Requirement
Copy out each line of the material below that holds the string "title".

Data entries
* Begin *
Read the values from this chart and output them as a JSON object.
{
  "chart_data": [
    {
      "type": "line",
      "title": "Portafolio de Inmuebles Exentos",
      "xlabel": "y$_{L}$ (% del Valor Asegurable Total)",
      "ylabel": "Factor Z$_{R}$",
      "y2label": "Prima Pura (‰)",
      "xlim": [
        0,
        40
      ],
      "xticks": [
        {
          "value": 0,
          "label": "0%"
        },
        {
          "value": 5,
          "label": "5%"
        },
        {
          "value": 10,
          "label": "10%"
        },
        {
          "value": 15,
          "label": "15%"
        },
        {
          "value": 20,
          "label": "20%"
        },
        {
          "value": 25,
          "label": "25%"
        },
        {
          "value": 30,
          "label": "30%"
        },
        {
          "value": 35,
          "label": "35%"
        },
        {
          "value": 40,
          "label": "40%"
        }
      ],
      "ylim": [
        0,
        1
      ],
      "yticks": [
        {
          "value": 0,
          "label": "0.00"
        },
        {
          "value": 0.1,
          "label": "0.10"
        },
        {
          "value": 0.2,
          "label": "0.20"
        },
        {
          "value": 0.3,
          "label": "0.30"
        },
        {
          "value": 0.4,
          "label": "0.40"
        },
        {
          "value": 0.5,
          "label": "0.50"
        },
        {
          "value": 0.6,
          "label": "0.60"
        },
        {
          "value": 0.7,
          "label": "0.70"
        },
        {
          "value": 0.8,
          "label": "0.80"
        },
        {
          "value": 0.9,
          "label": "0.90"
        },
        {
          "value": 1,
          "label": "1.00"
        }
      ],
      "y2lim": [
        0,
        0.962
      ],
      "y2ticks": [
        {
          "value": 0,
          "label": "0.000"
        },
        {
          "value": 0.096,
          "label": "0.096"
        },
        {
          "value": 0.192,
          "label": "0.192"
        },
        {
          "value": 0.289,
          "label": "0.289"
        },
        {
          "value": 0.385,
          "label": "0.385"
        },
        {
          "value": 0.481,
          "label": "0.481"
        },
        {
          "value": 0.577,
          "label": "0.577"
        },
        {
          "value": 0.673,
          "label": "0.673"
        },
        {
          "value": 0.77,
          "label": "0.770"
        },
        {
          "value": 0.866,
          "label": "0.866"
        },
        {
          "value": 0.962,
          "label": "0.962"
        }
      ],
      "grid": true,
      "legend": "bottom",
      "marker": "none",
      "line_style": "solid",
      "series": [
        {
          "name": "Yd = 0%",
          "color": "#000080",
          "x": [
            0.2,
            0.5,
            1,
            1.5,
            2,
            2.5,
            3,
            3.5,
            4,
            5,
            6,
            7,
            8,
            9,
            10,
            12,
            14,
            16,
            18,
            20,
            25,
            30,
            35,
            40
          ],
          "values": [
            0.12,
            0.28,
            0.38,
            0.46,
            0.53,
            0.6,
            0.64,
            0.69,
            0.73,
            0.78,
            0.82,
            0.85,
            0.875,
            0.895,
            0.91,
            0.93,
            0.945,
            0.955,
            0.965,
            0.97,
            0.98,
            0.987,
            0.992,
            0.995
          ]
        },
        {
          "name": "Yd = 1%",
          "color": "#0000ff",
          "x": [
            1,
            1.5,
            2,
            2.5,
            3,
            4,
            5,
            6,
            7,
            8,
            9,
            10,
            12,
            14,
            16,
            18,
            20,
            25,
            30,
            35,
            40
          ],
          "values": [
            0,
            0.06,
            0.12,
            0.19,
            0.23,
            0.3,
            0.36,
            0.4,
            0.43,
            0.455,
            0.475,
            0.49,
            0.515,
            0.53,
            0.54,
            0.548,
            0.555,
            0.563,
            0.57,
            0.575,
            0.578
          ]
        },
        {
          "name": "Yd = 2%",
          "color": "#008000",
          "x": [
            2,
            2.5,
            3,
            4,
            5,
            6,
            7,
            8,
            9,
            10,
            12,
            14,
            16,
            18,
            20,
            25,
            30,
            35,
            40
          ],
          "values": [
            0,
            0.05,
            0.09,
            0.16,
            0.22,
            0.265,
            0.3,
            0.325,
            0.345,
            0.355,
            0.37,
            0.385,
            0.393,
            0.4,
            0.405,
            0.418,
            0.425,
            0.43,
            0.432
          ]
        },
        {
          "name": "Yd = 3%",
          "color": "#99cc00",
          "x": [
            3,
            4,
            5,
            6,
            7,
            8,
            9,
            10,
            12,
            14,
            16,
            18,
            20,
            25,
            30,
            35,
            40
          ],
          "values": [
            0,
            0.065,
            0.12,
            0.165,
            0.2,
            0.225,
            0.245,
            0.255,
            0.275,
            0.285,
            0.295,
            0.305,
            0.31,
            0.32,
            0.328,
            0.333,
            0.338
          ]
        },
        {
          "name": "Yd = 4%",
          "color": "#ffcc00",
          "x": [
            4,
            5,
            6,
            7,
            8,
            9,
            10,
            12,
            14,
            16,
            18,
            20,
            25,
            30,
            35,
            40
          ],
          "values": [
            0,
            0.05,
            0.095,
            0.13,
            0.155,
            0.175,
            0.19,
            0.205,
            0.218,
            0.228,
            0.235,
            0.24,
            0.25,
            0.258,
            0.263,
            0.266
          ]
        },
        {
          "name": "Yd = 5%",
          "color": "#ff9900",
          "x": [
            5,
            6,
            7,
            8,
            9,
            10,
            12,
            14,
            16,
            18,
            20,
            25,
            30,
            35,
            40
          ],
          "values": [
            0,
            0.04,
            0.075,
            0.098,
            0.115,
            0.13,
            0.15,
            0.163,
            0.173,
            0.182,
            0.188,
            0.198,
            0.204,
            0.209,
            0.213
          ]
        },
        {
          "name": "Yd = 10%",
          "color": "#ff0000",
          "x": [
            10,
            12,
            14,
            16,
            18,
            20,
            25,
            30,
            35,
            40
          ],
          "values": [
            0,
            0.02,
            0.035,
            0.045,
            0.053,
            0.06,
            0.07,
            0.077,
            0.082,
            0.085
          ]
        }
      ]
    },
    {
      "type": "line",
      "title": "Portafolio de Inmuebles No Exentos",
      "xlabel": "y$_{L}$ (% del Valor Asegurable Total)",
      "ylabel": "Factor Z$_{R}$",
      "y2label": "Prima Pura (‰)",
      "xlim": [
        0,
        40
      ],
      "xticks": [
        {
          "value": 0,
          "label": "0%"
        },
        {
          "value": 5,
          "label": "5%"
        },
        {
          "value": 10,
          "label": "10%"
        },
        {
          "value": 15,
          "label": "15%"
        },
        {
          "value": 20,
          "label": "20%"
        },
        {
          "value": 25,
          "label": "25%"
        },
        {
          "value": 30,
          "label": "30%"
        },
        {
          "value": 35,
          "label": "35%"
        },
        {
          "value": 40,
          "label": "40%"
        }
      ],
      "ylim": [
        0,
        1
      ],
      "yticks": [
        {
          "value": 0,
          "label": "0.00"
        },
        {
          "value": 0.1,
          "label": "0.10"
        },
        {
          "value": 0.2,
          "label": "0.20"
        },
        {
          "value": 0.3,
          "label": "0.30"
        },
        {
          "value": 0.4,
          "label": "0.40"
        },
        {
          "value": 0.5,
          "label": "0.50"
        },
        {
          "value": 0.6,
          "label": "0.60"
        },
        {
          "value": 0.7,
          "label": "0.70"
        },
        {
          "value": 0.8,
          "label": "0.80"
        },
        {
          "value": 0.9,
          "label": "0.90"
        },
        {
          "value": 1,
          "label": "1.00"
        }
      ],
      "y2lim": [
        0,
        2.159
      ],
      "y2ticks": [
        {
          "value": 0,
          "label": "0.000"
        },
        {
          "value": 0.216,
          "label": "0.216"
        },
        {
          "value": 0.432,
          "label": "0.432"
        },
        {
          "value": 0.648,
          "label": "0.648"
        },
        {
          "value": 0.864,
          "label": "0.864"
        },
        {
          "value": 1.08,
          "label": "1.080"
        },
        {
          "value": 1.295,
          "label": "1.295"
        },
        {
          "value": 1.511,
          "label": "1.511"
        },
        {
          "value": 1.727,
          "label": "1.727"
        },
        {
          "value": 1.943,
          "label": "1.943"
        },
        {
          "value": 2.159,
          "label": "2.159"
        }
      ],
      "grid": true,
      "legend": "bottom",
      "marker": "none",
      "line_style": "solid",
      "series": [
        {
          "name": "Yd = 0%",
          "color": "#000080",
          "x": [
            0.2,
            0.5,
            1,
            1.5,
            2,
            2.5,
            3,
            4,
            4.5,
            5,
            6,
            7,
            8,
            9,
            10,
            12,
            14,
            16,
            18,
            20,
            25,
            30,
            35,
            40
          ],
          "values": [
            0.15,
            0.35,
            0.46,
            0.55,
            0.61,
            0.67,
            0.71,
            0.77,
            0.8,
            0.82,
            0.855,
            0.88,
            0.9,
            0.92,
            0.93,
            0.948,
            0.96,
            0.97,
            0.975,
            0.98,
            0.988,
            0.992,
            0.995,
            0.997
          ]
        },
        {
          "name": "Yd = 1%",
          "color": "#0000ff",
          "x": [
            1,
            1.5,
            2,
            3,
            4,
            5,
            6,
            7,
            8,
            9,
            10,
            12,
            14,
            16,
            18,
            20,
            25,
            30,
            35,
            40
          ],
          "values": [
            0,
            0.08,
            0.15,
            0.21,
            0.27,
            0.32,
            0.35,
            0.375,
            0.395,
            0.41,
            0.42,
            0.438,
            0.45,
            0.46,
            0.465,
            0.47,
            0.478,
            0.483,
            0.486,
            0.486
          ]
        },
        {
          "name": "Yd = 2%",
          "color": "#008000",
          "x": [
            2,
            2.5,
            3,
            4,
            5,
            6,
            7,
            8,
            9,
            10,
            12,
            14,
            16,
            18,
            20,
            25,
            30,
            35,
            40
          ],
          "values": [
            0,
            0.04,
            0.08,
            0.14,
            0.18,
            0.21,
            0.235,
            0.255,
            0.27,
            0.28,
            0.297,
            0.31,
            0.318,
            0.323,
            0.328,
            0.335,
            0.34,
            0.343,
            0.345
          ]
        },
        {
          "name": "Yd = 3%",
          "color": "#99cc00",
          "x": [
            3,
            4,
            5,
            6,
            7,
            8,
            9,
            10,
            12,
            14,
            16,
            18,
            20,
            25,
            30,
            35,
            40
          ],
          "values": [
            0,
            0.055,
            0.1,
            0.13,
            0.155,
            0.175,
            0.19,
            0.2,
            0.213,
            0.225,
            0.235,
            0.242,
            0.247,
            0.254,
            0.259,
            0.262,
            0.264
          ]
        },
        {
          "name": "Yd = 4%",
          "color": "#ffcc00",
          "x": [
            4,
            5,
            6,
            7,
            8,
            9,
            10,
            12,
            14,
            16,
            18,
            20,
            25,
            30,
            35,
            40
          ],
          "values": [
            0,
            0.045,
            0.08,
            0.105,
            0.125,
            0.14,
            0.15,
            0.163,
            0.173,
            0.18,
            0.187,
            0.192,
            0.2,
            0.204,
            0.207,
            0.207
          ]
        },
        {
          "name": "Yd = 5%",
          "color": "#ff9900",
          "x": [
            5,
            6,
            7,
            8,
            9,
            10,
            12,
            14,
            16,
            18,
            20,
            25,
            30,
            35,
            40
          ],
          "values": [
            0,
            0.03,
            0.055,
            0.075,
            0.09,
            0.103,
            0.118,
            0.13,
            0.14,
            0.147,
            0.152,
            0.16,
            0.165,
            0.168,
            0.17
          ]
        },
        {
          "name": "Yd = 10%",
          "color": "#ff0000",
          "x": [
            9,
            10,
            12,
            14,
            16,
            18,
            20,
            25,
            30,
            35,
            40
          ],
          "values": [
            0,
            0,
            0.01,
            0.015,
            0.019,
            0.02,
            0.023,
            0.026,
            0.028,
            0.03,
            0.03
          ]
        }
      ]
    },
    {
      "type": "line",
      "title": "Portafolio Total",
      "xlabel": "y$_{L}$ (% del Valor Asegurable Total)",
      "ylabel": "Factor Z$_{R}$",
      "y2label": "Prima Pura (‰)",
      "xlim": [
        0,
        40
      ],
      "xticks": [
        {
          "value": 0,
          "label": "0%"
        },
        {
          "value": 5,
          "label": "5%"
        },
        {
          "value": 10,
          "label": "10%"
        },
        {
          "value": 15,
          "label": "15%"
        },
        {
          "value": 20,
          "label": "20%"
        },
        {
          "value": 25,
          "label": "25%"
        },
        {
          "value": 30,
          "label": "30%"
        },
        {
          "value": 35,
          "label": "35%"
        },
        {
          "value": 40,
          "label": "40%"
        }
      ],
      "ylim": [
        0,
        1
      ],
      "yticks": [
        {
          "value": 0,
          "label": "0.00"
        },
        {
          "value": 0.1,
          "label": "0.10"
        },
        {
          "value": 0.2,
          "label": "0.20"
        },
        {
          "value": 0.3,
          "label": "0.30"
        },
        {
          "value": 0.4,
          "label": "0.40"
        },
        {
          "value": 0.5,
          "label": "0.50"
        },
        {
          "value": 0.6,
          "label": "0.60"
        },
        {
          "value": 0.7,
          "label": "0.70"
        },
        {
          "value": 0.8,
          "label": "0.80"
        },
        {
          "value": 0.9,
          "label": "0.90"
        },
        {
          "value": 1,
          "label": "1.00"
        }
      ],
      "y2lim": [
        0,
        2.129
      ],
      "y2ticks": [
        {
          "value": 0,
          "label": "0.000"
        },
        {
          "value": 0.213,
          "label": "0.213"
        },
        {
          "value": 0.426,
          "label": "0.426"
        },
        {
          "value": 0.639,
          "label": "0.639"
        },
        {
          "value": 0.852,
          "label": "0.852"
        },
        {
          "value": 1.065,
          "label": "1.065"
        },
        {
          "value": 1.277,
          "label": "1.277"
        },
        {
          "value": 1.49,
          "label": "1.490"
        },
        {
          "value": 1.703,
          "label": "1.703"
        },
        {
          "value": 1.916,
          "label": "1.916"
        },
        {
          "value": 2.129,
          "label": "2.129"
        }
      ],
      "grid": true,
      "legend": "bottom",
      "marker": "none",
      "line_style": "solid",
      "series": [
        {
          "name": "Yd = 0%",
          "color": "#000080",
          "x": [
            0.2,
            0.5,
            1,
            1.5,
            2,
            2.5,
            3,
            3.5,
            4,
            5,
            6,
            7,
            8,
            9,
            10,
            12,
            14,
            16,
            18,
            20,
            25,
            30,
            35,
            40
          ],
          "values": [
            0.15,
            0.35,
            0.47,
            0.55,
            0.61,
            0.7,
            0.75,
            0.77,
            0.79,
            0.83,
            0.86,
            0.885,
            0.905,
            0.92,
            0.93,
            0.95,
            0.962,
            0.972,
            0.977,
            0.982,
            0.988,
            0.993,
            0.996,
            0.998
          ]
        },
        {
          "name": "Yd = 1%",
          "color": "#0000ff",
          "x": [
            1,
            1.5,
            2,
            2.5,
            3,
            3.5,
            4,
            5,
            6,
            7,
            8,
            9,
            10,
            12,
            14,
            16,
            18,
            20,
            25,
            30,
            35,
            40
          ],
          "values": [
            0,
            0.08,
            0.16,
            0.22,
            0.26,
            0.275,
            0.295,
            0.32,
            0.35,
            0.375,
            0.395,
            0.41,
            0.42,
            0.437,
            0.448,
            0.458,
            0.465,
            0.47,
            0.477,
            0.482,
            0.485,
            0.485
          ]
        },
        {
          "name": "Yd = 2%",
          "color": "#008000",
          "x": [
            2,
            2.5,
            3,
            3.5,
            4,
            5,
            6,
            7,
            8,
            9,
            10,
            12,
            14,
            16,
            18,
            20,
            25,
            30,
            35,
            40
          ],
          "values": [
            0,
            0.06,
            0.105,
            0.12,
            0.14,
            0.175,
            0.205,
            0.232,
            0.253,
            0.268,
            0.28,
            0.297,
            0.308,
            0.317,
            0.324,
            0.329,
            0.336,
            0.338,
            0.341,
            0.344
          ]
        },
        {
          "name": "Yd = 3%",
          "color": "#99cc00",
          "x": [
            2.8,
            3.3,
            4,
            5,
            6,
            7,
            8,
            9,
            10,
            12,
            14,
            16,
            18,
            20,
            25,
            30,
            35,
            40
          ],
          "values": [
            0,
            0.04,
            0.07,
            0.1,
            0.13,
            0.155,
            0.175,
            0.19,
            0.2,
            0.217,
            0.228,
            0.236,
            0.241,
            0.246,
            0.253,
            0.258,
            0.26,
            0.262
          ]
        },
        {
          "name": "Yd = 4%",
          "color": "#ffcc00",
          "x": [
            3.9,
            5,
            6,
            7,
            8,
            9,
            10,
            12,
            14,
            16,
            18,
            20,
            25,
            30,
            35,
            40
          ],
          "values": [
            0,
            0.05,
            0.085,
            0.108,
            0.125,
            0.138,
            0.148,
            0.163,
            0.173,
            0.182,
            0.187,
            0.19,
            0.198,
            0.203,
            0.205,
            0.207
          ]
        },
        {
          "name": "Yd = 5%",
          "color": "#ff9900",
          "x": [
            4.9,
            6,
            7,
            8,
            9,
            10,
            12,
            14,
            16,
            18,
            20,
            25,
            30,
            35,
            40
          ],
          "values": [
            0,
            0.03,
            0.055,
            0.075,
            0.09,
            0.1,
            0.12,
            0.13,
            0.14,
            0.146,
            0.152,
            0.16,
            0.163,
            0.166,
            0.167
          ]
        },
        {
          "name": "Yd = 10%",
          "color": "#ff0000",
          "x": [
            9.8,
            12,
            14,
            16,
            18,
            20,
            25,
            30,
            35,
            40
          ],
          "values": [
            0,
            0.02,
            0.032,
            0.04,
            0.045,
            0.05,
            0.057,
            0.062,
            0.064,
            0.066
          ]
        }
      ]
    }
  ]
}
* End *
Answer to the task
      "title": "Portafolio de Inmuebles Exentos",
      "title": "Portafolio de Inmuebles No Exentos",
      "title": "Portafolio Total",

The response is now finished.